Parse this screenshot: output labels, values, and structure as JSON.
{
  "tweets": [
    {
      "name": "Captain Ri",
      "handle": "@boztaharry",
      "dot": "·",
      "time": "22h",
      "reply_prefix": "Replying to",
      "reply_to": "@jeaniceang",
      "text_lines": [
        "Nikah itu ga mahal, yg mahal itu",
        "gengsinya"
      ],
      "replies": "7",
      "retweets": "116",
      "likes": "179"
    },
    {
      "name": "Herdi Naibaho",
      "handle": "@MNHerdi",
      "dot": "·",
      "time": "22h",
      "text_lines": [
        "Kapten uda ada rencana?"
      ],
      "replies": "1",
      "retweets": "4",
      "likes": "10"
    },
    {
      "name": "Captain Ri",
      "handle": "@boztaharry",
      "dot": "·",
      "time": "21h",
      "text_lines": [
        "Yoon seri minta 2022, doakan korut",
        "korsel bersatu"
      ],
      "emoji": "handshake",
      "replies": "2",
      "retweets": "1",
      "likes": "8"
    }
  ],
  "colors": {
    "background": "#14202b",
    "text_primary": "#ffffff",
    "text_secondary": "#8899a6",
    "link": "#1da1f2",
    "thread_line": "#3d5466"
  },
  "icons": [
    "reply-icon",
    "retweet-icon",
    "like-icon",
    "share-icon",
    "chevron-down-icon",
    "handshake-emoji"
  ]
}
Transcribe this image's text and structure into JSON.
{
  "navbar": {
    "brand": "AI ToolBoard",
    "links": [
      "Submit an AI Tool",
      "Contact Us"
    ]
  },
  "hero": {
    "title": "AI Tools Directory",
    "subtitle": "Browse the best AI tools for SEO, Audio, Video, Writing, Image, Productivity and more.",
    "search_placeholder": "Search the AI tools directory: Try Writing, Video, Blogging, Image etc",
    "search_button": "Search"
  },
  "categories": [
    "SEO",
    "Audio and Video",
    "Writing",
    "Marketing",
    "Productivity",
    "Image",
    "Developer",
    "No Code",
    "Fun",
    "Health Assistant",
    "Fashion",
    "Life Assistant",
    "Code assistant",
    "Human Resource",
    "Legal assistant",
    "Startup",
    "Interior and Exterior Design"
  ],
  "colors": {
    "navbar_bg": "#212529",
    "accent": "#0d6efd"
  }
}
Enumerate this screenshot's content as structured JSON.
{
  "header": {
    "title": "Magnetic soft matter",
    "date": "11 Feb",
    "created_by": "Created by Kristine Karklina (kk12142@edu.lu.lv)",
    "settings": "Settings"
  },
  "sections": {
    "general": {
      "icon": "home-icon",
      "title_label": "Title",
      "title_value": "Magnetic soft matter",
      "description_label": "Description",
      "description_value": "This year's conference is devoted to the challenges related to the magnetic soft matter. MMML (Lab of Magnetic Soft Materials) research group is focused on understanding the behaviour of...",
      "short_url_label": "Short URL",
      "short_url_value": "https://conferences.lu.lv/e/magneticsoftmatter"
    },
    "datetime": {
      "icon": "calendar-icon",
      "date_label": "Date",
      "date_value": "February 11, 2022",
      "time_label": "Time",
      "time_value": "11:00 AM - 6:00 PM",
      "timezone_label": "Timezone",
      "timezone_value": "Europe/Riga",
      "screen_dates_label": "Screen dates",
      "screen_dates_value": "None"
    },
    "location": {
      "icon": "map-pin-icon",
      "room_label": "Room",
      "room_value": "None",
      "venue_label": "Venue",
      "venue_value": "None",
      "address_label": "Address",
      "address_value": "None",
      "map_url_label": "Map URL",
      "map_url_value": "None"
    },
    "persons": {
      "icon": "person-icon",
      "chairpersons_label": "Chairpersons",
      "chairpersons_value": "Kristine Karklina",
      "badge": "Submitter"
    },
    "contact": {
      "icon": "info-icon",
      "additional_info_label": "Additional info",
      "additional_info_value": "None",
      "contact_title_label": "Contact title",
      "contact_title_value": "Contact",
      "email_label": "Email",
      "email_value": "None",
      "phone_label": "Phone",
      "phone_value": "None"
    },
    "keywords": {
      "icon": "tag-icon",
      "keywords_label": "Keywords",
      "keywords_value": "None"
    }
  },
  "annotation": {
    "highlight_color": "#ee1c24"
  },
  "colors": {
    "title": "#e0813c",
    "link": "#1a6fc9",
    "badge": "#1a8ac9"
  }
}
+ + + + +
● **EXERCISE PROMPT**:
Reproduce the material above without altering a single character.

● **SOLUTION**:
Parse this screenshot: output labels, values, and structure as JSON.
{
  "tweets": [
    {
      "name": "Captain Ri",
      "handle": "@boztaharry",
      "dot": "·",
      "time": "22h",
      "reply_prefix": "Replying to",
      "reply_to": "@jeaniceang",
      "text_lines": [
        "Nikah itu ga mahal, yg mahal itu",
        "gengsinya"
      ],
      "replies": "7",
      "retweets": "116",
      "likes": "179"
    },
    {
      "name": "Herdi Naibaho",
      "handle": "@MNHerdi",
      "dot": "·",
      "time": "22h",
      "text_lines": [
        "Kapten uda ada rencana?"
      ],
      "replies": "1",
      "retweets": "4",
      "likes": "10"
    },
    {
      "name": "Captain Ri",
      "handle": "@boztaharry",
      "dot": "·",
      "time": "21h",
      "text_lines": [
        "Yoon seri minta 2022, doakan korut",
        "korsel bersatu"
      ],
      "emoji": "handshake",
      "replies": "2",
      "retweets": "1",
      "likes": "8"
    }
  ],
  "colors": {
    "background": "#14202b",
    "text_primary": "#ffffff",
    "text_secondary": "#8899a6",
    "link": "#1da1f2",
    "thread_line": "#3d5466"
  },
  "icons": [
    "reply-icon",
    "retweet-icon",
    "like-icon",
    "share-icon",
    "chevron-down-icon",
    "handshake-emoji"
  ]
}
Transcribe this image's text and structure into JSON.
{
  "navbar": {
    "brand": "AI ToolBoard",
    "links": [
      "Submit an AI Tool",
      "Contact Us"
    ]
  },
  "hero": {
    "title": "AI Tools Directory",
    "subtitle": "Browse the best AI tools for SEO, Audio, Video, Writing, Image, Productivity and more.",
    "search_placeholder": "Search the AI tools directory: Try Writing, Video, Blogging, Image etc",
    "search_button": "Search"
  },
  "categories": [
    "SEO",
    "Audio and Video",
    "Writing",
    "Marketing",
    "Productivity",
    "Image",
    "Developer",
    "No Code",
    "Fun",
    "Health Assistant",
    "Fashion",
    "Life Assistant",
    "Code assistant",
    "Human Resource",
    "Legal assistant",
    "Startup",
    "Interior and Exterior Design"
  ],
  "colors": {
    "navbar_bg": "#212529",
    "accent": "#0d6efd"
  }
}
Enumerate this screenshot's content as structured JSON.
{
  "header": {
    "title": "Magnetic soft matter",
    "date": "11 Feb",
    "created_by": "Created by Kristine Karklina (kk12142@edu.lu.lv)",
    "settings": "Settings"
  },
  "sections": {
    "general": {
      "icon": "home-icon",
      "title_label": "Title",
      "title_value": "Magnetic soft matter",
      "description_label": "Description",
      "description_value": "This year's conference is devoted to the challenges related to the magnetic soft matter. MMML (Lab of Magnetic Soft Materials) research group is focused on understanding the behaviour of...",
      "short_url_label": "Short URL",
      "short_url_value": "https://conferences.lu.lv/e/magneticsoftmatter"
    },
    "datetime": {
      "icon": "calendar-icon",
      "date_label": "Date",
      "date_value": "February 11, 2022",
      "time_label": "Time",
      "time_value": "11:00 AM - 6:00 PM",
      "timezone_label": "Timezone",
      "timezone_value": "Europe/Riga",
      "screen_dates_label": "Screen dates",
      "screen_dates_value": "None"
    },
    "location": {
      "icon": "map-pin-icon",
      "room_label": "Room",
      "room_value": "None",
      "venue_label": "Venue",
      "venue_value": "None",
      "address_label": "Address",
      "address_value": "None",
      "map_url_label": "Map URL",
      "map_url_value": "None"
    },
    "persons": {
      "icon": "person-icon",
      "chairpersons_label": "Chairpersons",
      "chairpersons_value": "Kristine Karklina",
      "badge": "Submitter"
    },
    "contact": {
      "icon": "info-icon",
      "additional_info_label": "Additional info",
      "additional_info_value": "None",
      "contact_title_label": "Contact title",
      "contact_title_value": "Contact",
      "email_label": "Email",
      "email_value": "None",
      "phone_label": "Phone",
      "phone_value": "None"
    },
    "keywords": {
      "icon": "tag-icon",
      "keywords_label": "Keywords",
      "keywords_value": "None"
    }
  },
  "annotation": {
    "highlight_color": "#ee1c24"
  },
  "colors": {
    "title": "#e0813c",
    "link": "#1a6fc9",
    "badge": "#1a8ac9"
  }
}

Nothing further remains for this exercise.